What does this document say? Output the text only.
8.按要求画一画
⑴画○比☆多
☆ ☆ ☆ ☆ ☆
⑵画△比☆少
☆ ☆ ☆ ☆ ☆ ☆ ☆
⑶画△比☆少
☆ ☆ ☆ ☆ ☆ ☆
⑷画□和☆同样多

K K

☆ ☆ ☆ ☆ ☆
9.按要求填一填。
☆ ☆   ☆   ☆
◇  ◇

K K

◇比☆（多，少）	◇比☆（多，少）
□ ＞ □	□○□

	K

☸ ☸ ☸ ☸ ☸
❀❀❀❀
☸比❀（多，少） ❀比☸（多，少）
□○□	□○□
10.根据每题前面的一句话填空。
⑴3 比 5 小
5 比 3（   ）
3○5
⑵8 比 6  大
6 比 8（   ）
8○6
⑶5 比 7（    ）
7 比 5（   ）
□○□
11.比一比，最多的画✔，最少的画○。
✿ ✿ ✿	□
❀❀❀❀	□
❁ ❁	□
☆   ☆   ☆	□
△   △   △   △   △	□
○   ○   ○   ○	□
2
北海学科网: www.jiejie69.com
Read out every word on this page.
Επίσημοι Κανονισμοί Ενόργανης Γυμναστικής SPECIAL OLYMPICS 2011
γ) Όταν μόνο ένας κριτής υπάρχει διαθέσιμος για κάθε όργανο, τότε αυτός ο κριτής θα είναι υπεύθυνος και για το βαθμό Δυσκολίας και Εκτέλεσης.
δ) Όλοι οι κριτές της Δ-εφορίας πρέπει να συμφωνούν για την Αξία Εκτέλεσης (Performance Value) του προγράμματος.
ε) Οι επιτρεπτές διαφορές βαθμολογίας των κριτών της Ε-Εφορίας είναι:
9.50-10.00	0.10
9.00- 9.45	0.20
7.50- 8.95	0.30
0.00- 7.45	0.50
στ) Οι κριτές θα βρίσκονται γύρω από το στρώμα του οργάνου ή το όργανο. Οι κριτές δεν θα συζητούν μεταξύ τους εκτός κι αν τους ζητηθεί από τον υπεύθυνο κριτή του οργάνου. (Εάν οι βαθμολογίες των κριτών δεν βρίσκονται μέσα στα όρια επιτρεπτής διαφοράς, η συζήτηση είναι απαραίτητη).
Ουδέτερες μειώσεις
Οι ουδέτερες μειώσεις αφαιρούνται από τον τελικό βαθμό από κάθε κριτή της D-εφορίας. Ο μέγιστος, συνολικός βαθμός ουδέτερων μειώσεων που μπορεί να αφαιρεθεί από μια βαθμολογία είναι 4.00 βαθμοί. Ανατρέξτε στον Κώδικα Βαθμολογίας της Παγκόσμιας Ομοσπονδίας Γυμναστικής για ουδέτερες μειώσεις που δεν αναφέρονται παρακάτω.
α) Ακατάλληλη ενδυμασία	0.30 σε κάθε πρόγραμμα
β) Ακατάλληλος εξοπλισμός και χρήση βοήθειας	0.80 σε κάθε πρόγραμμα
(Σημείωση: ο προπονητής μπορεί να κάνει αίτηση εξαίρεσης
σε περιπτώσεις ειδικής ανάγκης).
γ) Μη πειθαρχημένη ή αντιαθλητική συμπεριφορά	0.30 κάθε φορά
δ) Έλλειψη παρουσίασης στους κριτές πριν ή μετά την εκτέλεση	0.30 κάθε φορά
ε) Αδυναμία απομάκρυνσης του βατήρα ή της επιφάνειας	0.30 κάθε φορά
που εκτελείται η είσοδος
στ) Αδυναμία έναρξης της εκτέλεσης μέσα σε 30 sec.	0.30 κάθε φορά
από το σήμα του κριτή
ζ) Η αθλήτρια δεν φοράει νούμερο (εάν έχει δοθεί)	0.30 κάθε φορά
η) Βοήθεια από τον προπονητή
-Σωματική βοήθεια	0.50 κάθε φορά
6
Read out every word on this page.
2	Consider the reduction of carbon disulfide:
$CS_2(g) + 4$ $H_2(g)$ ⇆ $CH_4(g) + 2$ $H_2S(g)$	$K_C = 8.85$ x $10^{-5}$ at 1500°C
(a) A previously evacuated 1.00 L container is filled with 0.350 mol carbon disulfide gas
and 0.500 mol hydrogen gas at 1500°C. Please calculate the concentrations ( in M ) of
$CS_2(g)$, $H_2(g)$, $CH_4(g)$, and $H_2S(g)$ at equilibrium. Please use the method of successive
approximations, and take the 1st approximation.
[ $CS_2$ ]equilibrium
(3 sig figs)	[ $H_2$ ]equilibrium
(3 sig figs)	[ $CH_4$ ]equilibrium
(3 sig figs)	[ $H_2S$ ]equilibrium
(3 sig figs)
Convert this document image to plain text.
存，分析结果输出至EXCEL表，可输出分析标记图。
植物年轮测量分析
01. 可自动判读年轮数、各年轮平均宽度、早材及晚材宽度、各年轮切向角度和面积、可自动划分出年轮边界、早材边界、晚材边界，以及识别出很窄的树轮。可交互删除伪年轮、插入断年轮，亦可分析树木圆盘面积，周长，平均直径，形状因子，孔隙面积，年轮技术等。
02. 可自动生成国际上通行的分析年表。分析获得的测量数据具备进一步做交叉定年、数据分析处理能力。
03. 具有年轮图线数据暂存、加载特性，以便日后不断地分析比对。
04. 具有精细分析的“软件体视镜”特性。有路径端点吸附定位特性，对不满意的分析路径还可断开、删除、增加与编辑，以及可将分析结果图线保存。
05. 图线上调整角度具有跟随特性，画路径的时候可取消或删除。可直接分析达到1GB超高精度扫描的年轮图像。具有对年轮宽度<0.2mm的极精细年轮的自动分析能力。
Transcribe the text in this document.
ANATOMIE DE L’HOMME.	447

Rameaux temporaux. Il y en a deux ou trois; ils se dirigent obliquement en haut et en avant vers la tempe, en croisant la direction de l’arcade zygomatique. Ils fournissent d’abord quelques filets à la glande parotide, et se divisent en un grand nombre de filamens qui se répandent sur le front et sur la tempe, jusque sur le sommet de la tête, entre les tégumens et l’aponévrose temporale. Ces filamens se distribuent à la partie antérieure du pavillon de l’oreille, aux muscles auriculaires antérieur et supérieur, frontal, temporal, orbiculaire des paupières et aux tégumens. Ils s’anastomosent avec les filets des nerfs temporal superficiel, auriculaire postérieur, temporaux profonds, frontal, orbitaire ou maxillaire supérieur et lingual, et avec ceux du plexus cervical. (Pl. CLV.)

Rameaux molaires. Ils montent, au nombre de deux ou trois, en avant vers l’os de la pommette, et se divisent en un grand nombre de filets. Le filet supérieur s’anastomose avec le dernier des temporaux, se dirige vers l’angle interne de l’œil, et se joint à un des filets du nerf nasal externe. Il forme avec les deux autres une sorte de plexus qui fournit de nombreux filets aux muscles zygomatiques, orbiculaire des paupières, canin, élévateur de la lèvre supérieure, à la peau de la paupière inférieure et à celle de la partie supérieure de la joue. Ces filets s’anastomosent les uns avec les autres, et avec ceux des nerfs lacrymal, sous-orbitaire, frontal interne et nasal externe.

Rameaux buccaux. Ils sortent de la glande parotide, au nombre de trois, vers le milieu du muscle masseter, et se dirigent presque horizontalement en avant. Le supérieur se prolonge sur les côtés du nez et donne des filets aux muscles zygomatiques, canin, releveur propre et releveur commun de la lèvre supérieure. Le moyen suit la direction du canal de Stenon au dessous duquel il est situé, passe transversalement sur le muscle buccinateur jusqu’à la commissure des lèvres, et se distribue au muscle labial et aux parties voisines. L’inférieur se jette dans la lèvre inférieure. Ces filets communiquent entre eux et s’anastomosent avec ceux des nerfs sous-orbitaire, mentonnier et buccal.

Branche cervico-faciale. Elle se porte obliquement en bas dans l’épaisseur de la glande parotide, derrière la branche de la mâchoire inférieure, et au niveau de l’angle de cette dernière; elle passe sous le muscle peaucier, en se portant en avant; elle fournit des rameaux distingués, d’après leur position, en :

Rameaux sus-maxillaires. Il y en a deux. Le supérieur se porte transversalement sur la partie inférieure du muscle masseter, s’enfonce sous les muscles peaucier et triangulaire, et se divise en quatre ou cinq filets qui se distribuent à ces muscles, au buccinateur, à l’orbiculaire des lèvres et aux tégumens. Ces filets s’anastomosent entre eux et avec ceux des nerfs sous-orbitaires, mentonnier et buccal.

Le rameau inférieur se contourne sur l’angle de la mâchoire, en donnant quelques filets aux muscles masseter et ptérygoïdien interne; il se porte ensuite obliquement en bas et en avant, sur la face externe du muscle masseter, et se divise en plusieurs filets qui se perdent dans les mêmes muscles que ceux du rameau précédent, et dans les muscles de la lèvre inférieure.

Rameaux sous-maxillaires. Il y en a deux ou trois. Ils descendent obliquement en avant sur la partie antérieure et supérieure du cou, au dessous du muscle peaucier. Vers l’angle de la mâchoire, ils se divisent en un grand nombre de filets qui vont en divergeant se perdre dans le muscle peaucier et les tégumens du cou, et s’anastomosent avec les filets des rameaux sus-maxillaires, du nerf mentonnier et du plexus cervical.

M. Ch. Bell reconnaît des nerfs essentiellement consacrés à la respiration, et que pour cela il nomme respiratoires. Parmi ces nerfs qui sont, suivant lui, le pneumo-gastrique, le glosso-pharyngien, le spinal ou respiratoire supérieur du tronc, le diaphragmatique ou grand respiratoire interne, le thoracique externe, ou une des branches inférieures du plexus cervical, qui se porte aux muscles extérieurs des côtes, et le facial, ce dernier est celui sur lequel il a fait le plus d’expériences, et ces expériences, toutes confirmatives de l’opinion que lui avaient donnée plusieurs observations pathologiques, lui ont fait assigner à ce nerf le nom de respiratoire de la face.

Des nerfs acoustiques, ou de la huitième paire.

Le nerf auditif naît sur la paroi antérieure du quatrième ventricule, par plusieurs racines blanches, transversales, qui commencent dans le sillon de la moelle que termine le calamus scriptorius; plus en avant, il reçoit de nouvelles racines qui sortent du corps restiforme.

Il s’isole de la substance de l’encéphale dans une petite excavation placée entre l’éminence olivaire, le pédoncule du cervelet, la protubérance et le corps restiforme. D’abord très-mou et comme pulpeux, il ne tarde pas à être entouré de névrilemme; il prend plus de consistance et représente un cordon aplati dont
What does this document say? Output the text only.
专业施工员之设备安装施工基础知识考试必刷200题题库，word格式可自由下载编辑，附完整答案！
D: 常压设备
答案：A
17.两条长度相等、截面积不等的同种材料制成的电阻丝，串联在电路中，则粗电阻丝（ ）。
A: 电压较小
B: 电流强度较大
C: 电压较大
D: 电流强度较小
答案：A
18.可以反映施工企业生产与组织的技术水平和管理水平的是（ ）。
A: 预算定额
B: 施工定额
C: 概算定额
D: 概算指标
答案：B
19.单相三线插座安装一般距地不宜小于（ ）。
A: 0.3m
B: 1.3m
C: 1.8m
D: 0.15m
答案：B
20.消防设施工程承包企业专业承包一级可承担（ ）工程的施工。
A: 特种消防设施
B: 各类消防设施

---------------

Copy each line of the data above that holds "text".

• Solution for this problem
What does this document say? Output the text only.
Convert this document image to plain text.
Transcribe the text in this document.
What does this document say? Output the text only.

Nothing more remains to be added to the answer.